TASK TO CARRY OUT:
Check each line of the listing below for the string "bactérias", and give only how many lines hold it.

GIVEN RECORDS:
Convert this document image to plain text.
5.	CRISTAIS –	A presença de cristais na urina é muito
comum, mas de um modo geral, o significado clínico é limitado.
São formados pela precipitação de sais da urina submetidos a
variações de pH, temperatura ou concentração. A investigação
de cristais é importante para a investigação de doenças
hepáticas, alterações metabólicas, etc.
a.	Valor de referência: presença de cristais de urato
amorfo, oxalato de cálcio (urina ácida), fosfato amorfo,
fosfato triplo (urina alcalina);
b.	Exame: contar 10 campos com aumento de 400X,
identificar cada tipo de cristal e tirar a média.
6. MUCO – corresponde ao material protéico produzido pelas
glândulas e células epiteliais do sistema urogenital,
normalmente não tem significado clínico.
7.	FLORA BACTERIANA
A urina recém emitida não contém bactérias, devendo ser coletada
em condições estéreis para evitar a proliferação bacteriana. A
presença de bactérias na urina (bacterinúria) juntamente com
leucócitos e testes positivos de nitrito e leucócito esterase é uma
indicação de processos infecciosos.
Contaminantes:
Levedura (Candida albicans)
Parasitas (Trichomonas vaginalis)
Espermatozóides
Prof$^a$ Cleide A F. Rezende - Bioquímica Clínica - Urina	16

RESPONSE BELOW:
2